▸ Exercise instructions
Echo back the items verbatim, starting at the first line and ending at the line that contains "x-tick-label: 0 (532, 910, 543, 930)", with both of those lines included.

____________

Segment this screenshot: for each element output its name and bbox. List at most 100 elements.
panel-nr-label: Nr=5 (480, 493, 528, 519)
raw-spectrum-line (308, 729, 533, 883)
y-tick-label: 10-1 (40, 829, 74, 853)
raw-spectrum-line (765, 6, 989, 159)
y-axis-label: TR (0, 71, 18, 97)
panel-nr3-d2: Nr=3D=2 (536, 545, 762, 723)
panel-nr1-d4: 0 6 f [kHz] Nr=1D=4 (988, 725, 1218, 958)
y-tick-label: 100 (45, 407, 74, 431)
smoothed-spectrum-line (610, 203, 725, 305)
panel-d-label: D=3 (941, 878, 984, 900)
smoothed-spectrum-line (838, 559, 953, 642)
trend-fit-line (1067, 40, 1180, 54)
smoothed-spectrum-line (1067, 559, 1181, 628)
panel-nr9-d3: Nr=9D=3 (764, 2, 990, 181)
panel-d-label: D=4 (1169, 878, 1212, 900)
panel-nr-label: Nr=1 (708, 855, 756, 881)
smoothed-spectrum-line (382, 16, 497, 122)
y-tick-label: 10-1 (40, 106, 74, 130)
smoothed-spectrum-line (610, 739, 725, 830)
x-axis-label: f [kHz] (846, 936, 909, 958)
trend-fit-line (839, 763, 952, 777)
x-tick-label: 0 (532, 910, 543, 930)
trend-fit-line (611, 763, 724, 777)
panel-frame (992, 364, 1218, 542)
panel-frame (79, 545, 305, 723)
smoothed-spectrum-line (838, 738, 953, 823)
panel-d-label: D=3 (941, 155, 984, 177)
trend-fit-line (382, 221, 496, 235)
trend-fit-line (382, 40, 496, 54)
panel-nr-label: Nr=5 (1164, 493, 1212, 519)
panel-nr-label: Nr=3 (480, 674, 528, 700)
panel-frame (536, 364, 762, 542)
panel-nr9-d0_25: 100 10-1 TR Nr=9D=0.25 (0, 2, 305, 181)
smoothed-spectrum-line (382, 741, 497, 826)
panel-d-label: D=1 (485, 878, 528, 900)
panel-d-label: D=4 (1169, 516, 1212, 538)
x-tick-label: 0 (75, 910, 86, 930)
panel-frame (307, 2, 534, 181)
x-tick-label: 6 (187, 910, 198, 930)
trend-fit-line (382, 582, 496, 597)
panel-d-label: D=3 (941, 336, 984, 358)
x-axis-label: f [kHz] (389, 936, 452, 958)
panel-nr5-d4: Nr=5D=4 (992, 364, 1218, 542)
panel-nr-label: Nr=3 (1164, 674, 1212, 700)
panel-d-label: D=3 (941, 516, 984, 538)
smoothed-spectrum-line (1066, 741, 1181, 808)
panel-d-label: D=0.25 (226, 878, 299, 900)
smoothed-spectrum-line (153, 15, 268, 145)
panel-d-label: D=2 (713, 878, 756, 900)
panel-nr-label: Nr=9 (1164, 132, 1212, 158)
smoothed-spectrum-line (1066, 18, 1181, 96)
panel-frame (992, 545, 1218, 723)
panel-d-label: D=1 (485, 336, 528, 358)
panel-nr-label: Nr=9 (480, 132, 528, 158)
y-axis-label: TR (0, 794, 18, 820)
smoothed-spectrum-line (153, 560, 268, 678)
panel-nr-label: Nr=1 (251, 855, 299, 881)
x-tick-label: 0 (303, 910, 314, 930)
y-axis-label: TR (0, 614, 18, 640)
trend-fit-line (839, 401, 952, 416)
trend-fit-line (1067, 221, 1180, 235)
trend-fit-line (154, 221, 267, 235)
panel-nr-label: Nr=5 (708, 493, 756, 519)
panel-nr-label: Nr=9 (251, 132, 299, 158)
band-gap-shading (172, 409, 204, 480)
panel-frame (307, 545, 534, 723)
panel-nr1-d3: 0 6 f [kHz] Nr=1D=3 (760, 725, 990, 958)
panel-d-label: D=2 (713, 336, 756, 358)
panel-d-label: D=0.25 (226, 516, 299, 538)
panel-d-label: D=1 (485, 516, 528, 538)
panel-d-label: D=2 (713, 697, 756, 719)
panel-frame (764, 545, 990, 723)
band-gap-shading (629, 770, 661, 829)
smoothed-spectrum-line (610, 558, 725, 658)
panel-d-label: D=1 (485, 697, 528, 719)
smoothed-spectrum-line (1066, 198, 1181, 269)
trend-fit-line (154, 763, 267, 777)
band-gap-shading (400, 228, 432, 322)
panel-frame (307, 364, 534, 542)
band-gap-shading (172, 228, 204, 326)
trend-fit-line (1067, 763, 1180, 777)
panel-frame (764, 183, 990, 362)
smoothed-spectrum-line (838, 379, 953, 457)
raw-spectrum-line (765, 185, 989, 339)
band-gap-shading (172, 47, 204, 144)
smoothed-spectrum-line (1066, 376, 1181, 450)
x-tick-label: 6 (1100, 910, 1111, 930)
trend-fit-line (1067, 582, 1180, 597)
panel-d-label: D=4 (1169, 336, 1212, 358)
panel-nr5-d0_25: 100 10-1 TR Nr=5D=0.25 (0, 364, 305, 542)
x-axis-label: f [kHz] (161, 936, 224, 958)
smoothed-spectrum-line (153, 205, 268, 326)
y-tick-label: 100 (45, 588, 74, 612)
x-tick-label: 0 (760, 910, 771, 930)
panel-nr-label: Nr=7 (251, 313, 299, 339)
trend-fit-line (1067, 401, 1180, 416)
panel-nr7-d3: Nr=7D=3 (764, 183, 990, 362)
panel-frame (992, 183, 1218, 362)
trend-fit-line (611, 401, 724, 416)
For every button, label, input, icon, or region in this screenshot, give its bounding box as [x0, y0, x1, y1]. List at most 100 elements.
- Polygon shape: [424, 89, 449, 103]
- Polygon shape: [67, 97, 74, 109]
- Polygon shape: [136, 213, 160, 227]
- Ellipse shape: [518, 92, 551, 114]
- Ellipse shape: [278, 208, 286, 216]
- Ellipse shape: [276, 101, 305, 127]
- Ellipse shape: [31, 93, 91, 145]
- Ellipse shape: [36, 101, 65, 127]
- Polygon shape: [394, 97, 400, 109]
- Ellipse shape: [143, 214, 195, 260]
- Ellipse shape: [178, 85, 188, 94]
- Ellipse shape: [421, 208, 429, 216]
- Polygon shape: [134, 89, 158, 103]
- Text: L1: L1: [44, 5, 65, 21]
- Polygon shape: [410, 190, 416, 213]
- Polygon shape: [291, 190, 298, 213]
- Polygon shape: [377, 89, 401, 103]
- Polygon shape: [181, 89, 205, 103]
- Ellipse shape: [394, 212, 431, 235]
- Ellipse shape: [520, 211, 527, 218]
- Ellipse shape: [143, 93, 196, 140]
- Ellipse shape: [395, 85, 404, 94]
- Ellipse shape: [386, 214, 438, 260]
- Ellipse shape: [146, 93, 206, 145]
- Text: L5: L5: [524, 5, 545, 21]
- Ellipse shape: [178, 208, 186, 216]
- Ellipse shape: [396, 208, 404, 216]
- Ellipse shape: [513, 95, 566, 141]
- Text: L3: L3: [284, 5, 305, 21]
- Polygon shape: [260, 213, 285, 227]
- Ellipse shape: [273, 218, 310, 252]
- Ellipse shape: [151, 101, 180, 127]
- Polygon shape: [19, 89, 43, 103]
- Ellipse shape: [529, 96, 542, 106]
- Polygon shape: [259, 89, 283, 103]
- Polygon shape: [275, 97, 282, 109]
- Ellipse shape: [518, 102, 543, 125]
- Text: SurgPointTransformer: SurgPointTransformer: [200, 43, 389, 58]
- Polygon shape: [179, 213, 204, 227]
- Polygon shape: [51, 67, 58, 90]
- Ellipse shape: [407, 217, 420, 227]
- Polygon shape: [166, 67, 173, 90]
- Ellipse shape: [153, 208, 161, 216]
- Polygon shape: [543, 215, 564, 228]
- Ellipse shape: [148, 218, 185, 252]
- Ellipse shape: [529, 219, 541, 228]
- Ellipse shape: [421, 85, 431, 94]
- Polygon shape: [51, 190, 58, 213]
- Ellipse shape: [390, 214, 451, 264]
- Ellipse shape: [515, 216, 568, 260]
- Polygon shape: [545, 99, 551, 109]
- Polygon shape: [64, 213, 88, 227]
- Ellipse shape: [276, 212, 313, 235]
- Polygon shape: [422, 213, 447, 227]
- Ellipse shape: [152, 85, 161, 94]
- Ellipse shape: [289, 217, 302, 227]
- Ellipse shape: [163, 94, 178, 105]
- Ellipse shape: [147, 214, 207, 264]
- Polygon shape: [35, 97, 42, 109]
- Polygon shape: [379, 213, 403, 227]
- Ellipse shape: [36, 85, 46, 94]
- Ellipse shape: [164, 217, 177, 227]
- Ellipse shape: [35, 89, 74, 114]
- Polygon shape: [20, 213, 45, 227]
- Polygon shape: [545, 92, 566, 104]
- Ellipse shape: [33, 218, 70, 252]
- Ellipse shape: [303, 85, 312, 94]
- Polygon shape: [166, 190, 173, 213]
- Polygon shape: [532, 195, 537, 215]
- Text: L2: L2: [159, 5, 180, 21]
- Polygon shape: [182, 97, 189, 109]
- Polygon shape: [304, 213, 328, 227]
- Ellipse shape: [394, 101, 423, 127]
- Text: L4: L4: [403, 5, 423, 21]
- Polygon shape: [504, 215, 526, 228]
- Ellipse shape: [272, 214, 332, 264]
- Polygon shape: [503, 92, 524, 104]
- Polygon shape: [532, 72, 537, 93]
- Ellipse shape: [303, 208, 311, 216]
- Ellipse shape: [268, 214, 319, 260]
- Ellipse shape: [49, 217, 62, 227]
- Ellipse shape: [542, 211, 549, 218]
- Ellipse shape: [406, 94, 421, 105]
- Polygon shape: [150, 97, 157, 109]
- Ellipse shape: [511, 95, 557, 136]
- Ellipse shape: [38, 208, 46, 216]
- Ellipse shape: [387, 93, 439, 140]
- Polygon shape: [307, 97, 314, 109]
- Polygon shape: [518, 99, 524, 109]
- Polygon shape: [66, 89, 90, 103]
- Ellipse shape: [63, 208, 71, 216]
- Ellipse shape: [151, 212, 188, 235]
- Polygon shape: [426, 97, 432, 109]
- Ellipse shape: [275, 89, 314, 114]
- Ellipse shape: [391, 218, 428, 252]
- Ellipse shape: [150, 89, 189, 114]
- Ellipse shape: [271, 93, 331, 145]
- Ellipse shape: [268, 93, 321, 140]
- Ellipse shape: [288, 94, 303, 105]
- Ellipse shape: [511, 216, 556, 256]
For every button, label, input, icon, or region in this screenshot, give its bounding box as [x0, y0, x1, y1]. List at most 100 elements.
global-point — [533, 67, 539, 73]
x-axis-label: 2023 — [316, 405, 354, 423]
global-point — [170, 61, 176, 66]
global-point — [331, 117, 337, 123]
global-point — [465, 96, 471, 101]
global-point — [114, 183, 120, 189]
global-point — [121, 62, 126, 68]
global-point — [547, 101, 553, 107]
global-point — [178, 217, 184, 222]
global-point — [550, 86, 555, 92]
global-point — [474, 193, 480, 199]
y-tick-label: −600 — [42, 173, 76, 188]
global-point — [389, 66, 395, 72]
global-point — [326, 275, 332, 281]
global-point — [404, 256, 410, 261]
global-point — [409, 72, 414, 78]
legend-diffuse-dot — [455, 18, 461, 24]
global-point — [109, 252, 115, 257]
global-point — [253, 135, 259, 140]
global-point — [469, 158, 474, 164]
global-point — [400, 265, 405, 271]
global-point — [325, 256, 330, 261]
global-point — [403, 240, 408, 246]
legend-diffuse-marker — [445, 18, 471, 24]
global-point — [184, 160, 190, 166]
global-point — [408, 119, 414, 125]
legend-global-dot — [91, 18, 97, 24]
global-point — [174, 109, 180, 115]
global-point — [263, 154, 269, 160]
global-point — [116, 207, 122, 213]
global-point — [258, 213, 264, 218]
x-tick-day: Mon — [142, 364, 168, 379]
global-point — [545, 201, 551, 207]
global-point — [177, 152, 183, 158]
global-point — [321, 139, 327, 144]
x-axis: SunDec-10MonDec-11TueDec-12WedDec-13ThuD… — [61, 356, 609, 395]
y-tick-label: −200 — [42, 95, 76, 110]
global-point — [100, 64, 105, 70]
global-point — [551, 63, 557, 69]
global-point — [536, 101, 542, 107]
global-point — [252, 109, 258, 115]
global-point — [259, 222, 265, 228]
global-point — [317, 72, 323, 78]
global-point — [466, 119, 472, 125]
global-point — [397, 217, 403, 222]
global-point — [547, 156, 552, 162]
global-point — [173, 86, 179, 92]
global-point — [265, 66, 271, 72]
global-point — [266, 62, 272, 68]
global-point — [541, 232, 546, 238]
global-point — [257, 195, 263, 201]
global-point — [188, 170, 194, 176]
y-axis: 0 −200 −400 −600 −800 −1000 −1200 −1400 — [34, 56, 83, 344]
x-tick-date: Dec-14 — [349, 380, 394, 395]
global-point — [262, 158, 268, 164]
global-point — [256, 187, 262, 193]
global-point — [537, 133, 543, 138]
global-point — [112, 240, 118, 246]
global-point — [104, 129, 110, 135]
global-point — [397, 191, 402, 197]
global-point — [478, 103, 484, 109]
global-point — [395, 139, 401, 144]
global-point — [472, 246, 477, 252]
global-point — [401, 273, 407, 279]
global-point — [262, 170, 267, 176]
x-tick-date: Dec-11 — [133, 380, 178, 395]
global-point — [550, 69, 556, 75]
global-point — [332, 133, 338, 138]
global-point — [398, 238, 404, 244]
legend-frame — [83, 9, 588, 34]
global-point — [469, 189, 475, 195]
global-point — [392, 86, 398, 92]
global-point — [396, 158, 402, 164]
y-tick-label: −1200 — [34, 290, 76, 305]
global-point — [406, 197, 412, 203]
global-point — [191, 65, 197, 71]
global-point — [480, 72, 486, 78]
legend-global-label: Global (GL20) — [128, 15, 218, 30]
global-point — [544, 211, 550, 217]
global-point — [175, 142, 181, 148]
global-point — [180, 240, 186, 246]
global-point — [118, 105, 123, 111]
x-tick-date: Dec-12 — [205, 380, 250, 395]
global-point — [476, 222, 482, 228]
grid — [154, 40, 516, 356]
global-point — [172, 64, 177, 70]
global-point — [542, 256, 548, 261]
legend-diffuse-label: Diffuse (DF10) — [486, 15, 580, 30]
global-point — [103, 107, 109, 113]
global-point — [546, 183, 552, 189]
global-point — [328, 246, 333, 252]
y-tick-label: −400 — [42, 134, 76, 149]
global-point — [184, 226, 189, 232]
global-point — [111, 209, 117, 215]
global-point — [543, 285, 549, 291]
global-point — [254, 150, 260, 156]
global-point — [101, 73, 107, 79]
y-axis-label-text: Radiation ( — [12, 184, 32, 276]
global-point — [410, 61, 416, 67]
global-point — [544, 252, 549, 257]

____________

▸ Correct output
Segment this screenshot: for each element output its name and bbox. List at most 100 elements.
panel-nr-label: Nr=5 (480, 493, 528, 519)
raw-spectrum-line (308, 729, 533, 883)
y-tick-label: 10-1 (40, 829, 74, 853)
raw-spectrum-line (765, 6, 989, 159)
y-axis-label: TR (0, 71, 18, 97)
panel-nr3-d2: Nr=3D=2 (536, 545, 762, 723)
panel-nr1-d4: 0 6 f [kHz] Nr=1D=4 (988, 725, 1218, 958)
y-tick-label: 100 (45, 407, 74, 431)
smoothed-spectrum-line (610, 203, 725, 305)
panel-d-label: D=3 (941, 878, 984, 900)
smoothed-spectrum-line (838, 559, 953, 642)
trend-fit-line (1067, 40, 1180, 54)
smoothed-spectrum-line (1067, 559, 1181, 628)
panel-nr9-d3: Nr=9D=3 (764, 2, 990, 181)
panel-d-label: D=4 (1169, 878, 1212, 900)
panel-nr-label: Nr=1 (708, 855, 756, 881)
smoothed-spectrum-line (382, 16, 497, 122)
y-tick-label: 10-1 (40, 106, 74, 130)
smoothed-spectrum-line (610, 739, 725, 830)
x-axis-label: f [kHz] (846, 936, 909, 958)
trend-fit-line (839, 763, 952, 777)
x-tick-label: 0 (532, 910, 543, 930)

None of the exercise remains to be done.